[Required work] Your task is to quote the material that follows, in full and exactly.

[Material supplied]
————————
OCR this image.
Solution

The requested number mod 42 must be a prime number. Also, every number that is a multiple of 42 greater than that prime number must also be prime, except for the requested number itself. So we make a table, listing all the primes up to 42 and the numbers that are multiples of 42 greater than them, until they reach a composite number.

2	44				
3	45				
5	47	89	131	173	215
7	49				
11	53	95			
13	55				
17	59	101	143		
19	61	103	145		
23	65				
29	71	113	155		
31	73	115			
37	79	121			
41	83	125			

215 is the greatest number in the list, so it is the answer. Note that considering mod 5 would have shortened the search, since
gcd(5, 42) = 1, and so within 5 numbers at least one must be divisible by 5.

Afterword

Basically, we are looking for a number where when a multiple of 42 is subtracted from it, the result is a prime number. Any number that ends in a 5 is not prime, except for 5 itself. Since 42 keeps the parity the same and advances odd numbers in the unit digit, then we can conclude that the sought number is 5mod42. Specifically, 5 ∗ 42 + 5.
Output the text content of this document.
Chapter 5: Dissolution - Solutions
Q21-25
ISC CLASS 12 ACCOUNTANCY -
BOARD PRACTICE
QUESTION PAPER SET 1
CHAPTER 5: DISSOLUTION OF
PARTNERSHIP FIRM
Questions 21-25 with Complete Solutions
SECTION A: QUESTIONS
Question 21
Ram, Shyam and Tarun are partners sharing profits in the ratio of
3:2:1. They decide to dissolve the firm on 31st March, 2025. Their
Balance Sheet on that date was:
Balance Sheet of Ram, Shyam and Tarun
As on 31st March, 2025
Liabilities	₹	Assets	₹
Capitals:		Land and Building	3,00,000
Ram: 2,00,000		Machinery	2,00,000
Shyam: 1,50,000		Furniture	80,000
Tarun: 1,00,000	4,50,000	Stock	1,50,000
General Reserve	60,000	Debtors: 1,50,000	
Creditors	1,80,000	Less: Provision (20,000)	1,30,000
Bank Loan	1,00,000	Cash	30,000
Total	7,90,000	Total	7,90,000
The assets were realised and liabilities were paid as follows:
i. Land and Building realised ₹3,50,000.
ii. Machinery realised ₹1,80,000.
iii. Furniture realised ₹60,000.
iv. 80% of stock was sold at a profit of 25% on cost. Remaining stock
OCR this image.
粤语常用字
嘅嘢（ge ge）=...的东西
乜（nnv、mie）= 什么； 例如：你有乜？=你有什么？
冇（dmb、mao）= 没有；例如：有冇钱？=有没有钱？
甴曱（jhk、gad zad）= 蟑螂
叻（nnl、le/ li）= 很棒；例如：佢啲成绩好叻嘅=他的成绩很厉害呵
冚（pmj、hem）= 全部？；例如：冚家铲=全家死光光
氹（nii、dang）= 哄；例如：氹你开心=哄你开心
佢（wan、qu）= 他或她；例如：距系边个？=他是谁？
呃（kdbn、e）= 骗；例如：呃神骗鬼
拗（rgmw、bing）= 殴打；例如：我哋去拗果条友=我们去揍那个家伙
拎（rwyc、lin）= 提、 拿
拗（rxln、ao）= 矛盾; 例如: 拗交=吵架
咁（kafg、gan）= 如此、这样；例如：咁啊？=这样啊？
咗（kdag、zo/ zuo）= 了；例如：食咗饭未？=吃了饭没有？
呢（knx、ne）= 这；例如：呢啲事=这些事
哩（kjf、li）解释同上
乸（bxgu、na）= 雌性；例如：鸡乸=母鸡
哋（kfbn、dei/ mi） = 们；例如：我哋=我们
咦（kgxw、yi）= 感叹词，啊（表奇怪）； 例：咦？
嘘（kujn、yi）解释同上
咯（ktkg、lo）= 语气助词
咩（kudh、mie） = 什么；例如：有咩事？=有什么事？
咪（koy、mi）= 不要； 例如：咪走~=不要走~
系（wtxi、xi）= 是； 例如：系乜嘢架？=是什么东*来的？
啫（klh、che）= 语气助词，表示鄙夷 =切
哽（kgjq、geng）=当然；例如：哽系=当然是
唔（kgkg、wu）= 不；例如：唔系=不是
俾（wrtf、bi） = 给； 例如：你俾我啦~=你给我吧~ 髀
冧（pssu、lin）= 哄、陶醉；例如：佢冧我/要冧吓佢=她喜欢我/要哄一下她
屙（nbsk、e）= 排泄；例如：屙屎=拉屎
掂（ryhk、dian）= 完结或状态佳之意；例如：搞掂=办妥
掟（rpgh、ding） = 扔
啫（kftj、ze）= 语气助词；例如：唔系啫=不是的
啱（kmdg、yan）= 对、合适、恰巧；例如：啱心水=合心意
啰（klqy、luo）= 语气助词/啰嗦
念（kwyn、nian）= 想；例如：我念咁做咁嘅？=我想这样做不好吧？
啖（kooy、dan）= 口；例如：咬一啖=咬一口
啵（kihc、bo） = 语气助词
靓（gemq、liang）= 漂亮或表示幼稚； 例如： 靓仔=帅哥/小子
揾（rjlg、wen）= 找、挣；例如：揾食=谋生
————————
[Result of the exercise]
OCR this image.
Solution

The requested number mod 42 must be a prime number. Also, every number that is a multiple of 42 greater than that prime number must also be prime, except for the requested number itself. So we make a table, listing all the primes up to 42 and the numbers that are multiples of 42 greater than them, until they reach a composite number.

2	44				
3	45				
5	47	89	131	173	215
7	49				
11	53	95			
13	55				
17	59	101	143		
19	61	103	145		
23	65				
29	71	113	155		
31	73	115			
37	79	121			
41	83	125			

215 is the greatest number in the list, so it is the answer. Note that considering mod 5 would have shortened the search, since
gcd(5, 42) = 1, and so within 5 numbers at least one must be divisible by 5.

Afterword

Basically, we are looking for a number where when a multiple of 42 is subtracted from it, the result is a prime number. Any number that ends in a 5 is not prime, except for 5 itself. Since 42 keeps the parity the same and advances odd numbers in the unit digit, then we can conclude that the sought number is 5mod42. Specifically, 5 ∗ 42 + 5.
Output the text content of this document.
Chapter 5: Dissolution - Solutions
Q21-25
ISC CLASS 12 ACCOUNTANCY -
BOARD PRACTICE
QUESTION PAPER SET 1
CHAPTER 5: DISSOLUTION OF
PARTNERSHIP FIRM
Questions 21-25 with Complete Solutions
SECTION A: QUESTIONS
Question 21
Ram, Shyam and Tarun are partners sharing profits in the ratio of
3:2:1. They decide to dissolve the firm on 31st March, 2025. Their
Balance Sheet on that date was:
Balance Sheet of Ram, Shyam and Tarun
As on 31st March, 2025
Liabilities	₹	Assets	₹
Capitals:		Land and Building	3,00,000
Ram: 2,00,000		Machinery	2,00,000
Shyam: 1,50,000		Furniture	80,000
Tarun: 1,00,000	4,50,000	Stock	1,50,000
General Reserve	60,000	Debtors: 1,50,000	
Creditors	1,80,000	Less: Provision (20,000)	1,30,000
Bank Loan	1,00,000	Cash	30,000
Total	7,90,000	Total	7,90,000
The assets were realised and liabilities were paid as follows:
i. Land and Building realised ₹3,50,000.
ii. Machinery realised ₹1,80,000.
iii. Furniture realised ₹60,000.
iv. 80% of stock was sold at a profit of 25% on cost. Remaining stock
OCR this image.
粤语常用字
嘅嘢（ge ge）=...的东西
乜（nnv、mie）= 什么； 例如：你有乜？=你有什么？
冇（dmb、mao）= 没有；例如：有冇钱？=有没有钱？
甴曱（jhk、gad zad）= 蟑螂
叻（nnl、le/ li）= 很棒；例如：佢啲成绩好叻嘅=他的成绩很厉害呵
冚（pmj、hem）= 全部？；例如：冚家铲=全家死光光
氹（nii、dang）= 哄；例如：氹你开心=哄你开心
佢（wan、qu）= 他或她；例如：距系边个？=他是谁？
呃（kdbn、e）= 骗；例如：呃神骗鬼
拗（rgmw、bing）= 殴打；例如：我哋去拗果条友=我们去揍那个家伙
拎（rwyc、lin）= 提、 拿
拗（rxln、ao）= 矛盾; 例如: 拗交=吵架
咁（kafg、gan）= 如此、这样；例如：咁啊？=这样啊？
咗（kdag、zo/ zuo）= 了；例如：食咗饭未？=吃了饭没有？
呢（knx、ne）= 这；例如：呢啲事=这些事
哩（kjf、li）解释同上
乸（bxgu、na）= 雌性；例如：鸡乸=母鸡
哋（kfbn、dei/ mi） = 们；例如：我哋=我们
咦（kgxw、yi）= 感叹词，啊（表奇怪）； 例：咦？
嘘（kujn、yi）解释同上
咯（ktkg、lo）= 语气助词
咩（kudh、mie） = 什么；例如：有咩事？=有什么事？
咪（koy、mi）= 不要； 例如：咪走~=不要走~
系（wtxi、xi）= 是； 例如：系乜嘢架？=是什么东*来的？
啫（klh、che）= 语气助词，表示鄙夷 =切
哽（kgjq、geng）=当然；例如：哽系=当然是
唔（kgkg、wu）= 不；例如：唔系=不是
俾（wrtf、bi） = 给； 例如：你俾我啦~=你给我吧~ 髀
冧（pssu、lin）= 哄、陶醉；例如：佢冧我/要冧吓佢=她喜欢我/要哄一下她
屙（nbsk、e）= 排泄；例如：屙屎=拉屎
掂（ryhk、dian）= 完结或状态佳之意；例如：搞掂=办妥
掟（rpgh、ding） = 扔
啫（kftj、ze）= 语气助词；例如：唔系啫=不是的
啱（kmdg、yan）= 对、合适、恰巧；例如：啱心水=合心意
啰（klqy、luo）= 语气助词/啰嗦
念（kwyn、nian）= 想；例如：我念咁做咁嘅？=我想这样做不好吧？
啖（kooy、dan）= 口；例如：咬一啖=咬一口
啵（kihc、bo） = 语气助词
靓（gemq、liang）= 漂亮或表示幼稚； 例如： 靓仔=帅哥/小子
揾（rjlg、wen）= 找、挣；例如：揾食=谋生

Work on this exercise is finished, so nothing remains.